━━━ Fragmento proporcionado ━━━

Pues bien, el Santo Padre Francisco, aprovechando las personas a las que va dirigido el Mensaje aquí traído (una Academia que tiene por objeto la defensa de la vida y a sus propios defendidos) y que tiene que ver, además con lo citado arriba (ancianidad o/y discapacidad) no hace más que reafirmar la doctrina que la Iglesia católica tiene al respecto de tan importantes asuntos.

El caso es que el Papa Francisco comprende y explica muy bien lo que aquí pasa. Por eso la cita que trae de su Exhortación apostólica (“Evangelii gaudium”), parte del número 53 de la misma, se encuentra dentro del Capítulo Segundo que lleva como título “En la crisis del comportamiento comunitario” pues, en realidad, no se trata de otra cosa el tema del trato que se pretende dar a la ancianidad o a la discapacidad que no sea lo propio de una sociedad en la que el “otro” ha dejado de tener importancia. Si, además, el prójimo puede suponer una “carga social” el resultado es el que se teme el Papa argentino que es, exactamente, el que se está dando.

La verdad es que se está produciendo una perversión del sentido básico de vida humana. Por eso se desprecia, a veces hasta legalmente (ejemplos como Bélgica y Holanda son claros al respecto de la eutanasia) la vida de quien no “sirve” para el devenir economicista de la sociedad. Y el resultado es, como dice el Papa, la simple exclusión: se separa a quien no rinde, a quien no tiene, al parecer, nada que aportar a la economía nacional o mundial.

En realidad, lo que sucede es que se considera plena la vida de una persona si goza, la misma, de plena salud y tiene sus “capacidades humanas” a pleno rendimiento. Sin embargo, bien sabemos que no siempre manifestar una salud de hierro quiere decir ser plenamente feliz pues una cosa no lleva aparejada la otra. Y ejemplos tenemos muchos ante los cuales sólo cabe pensar que lo que puede parecer imposible es alcanzable con fe, con perseverancia y con inspiración divina rectamente escuchada y encauzada.

━━━

## Preguntas de estudio:
1. Responde según el fragmento:
(a) ¿De qué exhortación apostólica procede la cita del Papa Francisco, y de qué número?
(b) ¿Qué título lleva el capítulo en el que se encuentra esa cita?
(c) ¿Qué países se dan como ejemplo respecto de la eutanasia?
2. Cita el pasaje del fragmento que empieza con "Pues bien, el" y sigue hasta "tan importantes asuntos.".

━━━ Material mostrado ━━━

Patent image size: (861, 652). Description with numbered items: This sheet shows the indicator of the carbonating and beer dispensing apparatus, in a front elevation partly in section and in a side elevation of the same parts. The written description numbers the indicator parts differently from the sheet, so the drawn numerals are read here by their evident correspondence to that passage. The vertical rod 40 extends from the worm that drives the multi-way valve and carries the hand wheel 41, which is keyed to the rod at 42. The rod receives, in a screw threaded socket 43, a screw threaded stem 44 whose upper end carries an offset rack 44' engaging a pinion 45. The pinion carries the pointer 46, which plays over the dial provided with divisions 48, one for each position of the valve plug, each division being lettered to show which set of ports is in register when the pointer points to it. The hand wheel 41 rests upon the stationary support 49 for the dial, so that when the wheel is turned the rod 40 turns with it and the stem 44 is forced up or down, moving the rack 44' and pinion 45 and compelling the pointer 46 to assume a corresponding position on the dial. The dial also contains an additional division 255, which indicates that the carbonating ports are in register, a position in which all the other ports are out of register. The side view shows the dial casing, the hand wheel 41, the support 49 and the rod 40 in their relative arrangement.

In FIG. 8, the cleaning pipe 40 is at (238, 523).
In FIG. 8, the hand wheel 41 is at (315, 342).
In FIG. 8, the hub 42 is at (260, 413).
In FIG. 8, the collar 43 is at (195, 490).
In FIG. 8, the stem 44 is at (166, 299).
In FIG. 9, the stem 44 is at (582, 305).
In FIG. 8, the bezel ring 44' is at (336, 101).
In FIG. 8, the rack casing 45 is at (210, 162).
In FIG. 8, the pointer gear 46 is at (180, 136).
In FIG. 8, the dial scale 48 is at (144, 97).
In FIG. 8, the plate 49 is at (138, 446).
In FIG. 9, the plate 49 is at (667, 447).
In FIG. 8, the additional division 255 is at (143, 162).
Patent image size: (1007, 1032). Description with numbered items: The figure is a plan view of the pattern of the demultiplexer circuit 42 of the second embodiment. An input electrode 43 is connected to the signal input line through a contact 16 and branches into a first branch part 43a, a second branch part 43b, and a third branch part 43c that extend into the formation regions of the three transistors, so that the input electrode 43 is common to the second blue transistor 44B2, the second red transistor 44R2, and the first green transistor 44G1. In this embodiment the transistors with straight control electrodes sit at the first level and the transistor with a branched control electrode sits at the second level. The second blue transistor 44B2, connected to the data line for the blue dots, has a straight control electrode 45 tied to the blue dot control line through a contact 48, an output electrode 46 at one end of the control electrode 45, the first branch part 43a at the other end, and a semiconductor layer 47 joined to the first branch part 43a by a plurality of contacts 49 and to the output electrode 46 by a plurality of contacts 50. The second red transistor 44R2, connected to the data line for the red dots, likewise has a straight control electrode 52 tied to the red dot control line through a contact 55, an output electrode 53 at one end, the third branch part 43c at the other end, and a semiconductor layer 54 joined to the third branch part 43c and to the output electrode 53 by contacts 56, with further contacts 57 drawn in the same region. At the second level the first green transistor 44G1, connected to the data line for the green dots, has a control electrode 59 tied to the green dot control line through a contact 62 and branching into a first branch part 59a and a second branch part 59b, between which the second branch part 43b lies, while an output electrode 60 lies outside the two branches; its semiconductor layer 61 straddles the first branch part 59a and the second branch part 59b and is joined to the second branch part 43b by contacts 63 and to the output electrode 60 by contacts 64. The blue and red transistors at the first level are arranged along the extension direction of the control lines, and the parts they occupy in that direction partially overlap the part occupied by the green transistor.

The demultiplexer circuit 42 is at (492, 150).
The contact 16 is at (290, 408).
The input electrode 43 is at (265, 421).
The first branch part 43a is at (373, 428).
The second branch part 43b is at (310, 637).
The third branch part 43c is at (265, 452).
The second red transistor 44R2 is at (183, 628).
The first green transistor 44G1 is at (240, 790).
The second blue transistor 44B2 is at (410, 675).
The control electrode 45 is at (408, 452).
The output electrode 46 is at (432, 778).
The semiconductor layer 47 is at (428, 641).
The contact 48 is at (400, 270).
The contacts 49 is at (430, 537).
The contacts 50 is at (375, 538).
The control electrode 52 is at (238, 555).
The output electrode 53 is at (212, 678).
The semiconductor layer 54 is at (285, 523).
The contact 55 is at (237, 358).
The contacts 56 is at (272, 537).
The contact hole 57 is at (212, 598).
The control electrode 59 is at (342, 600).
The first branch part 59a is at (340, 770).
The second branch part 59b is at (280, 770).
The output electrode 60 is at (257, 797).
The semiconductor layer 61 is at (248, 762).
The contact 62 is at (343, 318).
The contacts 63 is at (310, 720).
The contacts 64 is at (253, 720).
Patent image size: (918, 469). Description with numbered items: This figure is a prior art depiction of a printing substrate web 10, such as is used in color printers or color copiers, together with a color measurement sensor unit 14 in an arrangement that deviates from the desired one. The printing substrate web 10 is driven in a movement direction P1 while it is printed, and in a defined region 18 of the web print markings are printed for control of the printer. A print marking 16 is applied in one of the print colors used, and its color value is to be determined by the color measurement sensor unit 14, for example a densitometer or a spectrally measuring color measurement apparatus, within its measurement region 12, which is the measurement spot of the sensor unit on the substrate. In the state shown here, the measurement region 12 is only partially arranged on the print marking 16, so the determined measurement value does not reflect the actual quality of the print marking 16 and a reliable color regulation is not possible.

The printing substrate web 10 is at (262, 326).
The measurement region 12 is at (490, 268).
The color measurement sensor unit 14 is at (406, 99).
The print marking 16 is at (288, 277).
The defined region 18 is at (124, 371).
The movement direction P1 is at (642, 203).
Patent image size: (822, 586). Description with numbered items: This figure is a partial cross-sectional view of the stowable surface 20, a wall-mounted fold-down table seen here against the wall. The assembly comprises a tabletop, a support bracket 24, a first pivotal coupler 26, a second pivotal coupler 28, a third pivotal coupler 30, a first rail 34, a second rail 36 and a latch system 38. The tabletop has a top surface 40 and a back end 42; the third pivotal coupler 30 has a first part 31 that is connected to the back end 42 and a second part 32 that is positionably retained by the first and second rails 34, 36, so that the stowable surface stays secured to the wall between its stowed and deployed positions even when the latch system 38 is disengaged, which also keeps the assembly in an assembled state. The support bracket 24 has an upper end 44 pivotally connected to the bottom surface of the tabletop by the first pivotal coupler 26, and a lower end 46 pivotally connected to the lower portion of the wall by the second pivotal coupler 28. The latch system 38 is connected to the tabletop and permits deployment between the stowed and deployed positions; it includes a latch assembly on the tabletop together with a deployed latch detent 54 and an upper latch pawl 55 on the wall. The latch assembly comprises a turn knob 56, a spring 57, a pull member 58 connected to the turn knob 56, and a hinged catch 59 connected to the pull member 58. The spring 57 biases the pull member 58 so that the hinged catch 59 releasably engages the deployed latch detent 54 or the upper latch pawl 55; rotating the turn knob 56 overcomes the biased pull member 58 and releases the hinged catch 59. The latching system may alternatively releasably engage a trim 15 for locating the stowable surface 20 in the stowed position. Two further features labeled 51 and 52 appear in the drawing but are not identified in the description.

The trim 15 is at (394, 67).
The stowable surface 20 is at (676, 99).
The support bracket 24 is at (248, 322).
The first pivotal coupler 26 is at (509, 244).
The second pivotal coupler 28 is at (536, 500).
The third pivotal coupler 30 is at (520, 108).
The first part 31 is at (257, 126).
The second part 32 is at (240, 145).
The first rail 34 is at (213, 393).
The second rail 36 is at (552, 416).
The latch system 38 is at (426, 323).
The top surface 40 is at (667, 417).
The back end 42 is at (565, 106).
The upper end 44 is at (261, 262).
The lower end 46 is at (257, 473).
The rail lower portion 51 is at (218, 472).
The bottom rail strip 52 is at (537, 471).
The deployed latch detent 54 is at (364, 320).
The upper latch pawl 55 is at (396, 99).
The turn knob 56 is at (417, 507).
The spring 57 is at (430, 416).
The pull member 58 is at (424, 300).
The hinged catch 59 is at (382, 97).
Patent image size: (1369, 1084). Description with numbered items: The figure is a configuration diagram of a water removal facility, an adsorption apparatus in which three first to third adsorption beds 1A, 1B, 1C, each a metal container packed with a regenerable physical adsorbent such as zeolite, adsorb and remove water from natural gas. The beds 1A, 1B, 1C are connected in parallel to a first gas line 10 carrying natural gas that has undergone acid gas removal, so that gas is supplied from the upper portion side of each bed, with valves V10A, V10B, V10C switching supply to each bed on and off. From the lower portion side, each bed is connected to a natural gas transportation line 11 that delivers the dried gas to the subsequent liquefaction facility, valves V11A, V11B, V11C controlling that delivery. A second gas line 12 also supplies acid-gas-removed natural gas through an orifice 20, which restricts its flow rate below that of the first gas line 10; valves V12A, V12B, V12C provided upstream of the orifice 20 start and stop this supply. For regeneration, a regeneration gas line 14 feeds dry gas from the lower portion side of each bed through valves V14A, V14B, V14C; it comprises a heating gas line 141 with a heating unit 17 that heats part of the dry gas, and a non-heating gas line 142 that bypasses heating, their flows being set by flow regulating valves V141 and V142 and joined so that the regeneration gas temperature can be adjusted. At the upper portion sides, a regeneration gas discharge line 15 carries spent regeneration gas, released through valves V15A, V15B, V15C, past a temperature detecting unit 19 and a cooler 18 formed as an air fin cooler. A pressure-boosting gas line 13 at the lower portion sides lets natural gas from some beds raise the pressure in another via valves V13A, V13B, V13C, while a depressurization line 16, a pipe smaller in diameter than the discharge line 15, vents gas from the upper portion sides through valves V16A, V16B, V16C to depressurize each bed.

━━━

## Respuestas:
1.
(a) De "Evangelii gaudium", número 53.
(b) "En la crisis del comportamiento comunitario".
(c) Bélgica y Holanda.

2.
Pues bien, el Santo Padre Francisco, aprovechando las personas a las que va dirigido el Mensaje aquí traído (una Academia que tiene por objeto la defensa de la vida y a sus propios defendidos) y que tiene que ver, además con lo citado arriba (ancianidad o/y discapacidad) no hace más que reafirmar la doctrina que la Iglesia católica tiene al respecto de tan importantes asuntos.